Information provided Block Start
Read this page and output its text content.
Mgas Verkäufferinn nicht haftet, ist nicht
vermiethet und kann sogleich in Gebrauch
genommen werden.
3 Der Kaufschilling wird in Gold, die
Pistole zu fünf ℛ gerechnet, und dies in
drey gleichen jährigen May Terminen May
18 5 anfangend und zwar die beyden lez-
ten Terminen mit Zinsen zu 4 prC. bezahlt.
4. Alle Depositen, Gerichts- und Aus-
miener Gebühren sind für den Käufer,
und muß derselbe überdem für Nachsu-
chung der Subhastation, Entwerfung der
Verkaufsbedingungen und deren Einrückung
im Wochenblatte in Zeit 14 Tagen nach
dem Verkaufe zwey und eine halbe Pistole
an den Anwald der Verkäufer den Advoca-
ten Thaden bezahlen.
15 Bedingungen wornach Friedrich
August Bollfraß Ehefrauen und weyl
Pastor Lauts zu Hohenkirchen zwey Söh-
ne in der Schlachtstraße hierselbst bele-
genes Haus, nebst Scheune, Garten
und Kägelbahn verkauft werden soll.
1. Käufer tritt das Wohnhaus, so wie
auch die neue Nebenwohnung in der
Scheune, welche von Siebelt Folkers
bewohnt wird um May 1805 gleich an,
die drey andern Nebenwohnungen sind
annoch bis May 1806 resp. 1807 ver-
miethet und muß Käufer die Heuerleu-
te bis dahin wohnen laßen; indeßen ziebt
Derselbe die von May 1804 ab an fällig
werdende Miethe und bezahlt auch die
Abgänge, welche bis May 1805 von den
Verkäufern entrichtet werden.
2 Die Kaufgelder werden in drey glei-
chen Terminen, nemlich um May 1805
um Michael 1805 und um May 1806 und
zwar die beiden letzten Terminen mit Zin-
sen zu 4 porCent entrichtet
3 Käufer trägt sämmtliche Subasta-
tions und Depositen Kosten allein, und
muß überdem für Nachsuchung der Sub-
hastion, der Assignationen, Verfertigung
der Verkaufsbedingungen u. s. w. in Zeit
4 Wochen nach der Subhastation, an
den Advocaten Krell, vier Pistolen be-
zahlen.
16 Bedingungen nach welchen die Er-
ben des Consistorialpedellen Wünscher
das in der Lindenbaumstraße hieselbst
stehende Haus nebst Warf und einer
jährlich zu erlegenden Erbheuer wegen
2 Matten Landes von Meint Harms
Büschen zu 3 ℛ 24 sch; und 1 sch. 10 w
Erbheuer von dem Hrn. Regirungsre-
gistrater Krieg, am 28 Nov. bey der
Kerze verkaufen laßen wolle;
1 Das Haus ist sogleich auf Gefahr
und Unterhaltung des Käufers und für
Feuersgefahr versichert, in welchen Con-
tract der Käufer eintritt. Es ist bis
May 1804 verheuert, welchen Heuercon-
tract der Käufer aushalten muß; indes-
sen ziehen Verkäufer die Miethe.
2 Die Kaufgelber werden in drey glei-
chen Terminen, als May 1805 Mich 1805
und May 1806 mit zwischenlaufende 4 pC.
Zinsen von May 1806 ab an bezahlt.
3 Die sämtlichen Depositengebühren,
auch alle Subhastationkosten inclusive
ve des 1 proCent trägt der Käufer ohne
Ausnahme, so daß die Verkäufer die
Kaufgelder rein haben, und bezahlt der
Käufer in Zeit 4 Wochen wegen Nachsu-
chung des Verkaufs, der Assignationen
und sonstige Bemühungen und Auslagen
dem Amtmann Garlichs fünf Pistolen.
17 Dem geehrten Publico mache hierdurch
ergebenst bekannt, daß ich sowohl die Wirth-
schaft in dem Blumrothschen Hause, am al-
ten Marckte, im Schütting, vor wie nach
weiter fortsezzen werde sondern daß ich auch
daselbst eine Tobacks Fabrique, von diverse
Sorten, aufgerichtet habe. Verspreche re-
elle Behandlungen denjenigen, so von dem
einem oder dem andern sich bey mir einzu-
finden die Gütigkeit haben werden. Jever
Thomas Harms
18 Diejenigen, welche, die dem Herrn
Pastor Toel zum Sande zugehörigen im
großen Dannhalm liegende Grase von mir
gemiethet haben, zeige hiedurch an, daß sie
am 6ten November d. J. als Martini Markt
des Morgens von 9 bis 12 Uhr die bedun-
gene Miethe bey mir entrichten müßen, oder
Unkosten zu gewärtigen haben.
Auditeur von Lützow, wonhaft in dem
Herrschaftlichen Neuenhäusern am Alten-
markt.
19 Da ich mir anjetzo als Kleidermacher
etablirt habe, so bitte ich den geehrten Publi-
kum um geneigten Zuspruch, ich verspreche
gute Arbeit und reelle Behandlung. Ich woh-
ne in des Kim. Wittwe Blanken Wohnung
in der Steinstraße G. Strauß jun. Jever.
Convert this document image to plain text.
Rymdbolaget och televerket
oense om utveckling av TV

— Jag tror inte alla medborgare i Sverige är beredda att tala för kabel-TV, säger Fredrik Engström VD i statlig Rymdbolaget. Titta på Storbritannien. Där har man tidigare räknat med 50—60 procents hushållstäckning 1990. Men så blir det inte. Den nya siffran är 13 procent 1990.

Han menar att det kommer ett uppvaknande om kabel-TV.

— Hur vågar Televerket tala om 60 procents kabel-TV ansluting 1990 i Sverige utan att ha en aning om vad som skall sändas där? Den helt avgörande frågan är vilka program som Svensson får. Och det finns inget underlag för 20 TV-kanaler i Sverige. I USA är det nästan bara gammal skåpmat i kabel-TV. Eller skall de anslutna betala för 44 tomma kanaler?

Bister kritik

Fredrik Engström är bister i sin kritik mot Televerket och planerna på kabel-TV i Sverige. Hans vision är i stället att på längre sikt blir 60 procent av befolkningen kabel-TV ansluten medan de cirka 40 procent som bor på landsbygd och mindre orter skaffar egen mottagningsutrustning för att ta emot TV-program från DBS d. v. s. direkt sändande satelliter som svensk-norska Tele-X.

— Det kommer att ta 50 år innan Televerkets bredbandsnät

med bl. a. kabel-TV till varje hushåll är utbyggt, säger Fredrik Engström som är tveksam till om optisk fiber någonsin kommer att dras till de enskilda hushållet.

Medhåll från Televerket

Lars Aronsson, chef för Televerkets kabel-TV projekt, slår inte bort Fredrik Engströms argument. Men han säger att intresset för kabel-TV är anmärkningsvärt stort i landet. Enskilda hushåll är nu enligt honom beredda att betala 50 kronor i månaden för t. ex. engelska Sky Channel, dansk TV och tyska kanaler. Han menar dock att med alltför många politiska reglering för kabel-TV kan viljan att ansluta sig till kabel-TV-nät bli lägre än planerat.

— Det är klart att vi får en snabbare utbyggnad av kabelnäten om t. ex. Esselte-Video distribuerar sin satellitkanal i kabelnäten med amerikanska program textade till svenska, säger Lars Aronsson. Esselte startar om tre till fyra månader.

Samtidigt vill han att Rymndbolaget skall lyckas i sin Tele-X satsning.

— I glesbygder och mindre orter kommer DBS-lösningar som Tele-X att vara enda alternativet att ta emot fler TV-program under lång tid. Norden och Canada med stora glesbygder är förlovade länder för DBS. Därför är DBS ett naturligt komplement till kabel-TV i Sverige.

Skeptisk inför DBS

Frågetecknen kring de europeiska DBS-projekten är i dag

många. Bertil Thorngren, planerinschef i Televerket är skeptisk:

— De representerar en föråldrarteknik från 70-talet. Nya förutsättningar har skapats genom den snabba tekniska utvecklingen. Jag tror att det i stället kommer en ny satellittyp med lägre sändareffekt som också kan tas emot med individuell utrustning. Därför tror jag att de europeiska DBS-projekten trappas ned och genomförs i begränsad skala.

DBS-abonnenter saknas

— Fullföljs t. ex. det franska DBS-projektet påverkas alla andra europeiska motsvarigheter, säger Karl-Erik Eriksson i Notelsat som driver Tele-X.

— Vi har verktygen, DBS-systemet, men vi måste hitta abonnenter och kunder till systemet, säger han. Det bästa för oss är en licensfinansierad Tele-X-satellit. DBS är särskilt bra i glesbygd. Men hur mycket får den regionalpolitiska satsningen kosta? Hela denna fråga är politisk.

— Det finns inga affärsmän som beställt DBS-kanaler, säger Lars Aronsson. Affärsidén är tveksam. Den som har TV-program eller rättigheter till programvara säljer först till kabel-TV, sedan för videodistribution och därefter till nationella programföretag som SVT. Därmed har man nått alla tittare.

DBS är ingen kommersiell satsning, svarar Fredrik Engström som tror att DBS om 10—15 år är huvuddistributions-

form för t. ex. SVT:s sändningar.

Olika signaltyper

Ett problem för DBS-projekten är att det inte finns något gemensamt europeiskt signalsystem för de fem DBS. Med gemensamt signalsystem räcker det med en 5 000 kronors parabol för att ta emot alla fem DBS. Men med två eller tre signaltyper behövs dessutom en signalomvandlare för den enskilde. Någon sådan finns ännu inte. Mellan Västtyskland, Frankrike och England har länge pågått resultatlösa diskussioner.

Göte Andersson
Information provided Block End
About this task |
Out of the entries, report each line that contains the word "skall".

Solution below |
— Hur vågar Televerket tala om 60 procents kabel-TV ansluting 1990 i Sverige utan att ha en aning om vad som skall sändas där? Den helt avgörande frågan är vilka program som Svensson får. Och det finns inget underlag för 20 TV-kanaler i Sverige. I USA är det nästan bara gammal skåpmat i kabel-TV. Eller skall de anslutna betala för 44 tomma kanaler?
Samtidigt vill han att Rymndbolaget skall lyckas i sin Tele-X satsning.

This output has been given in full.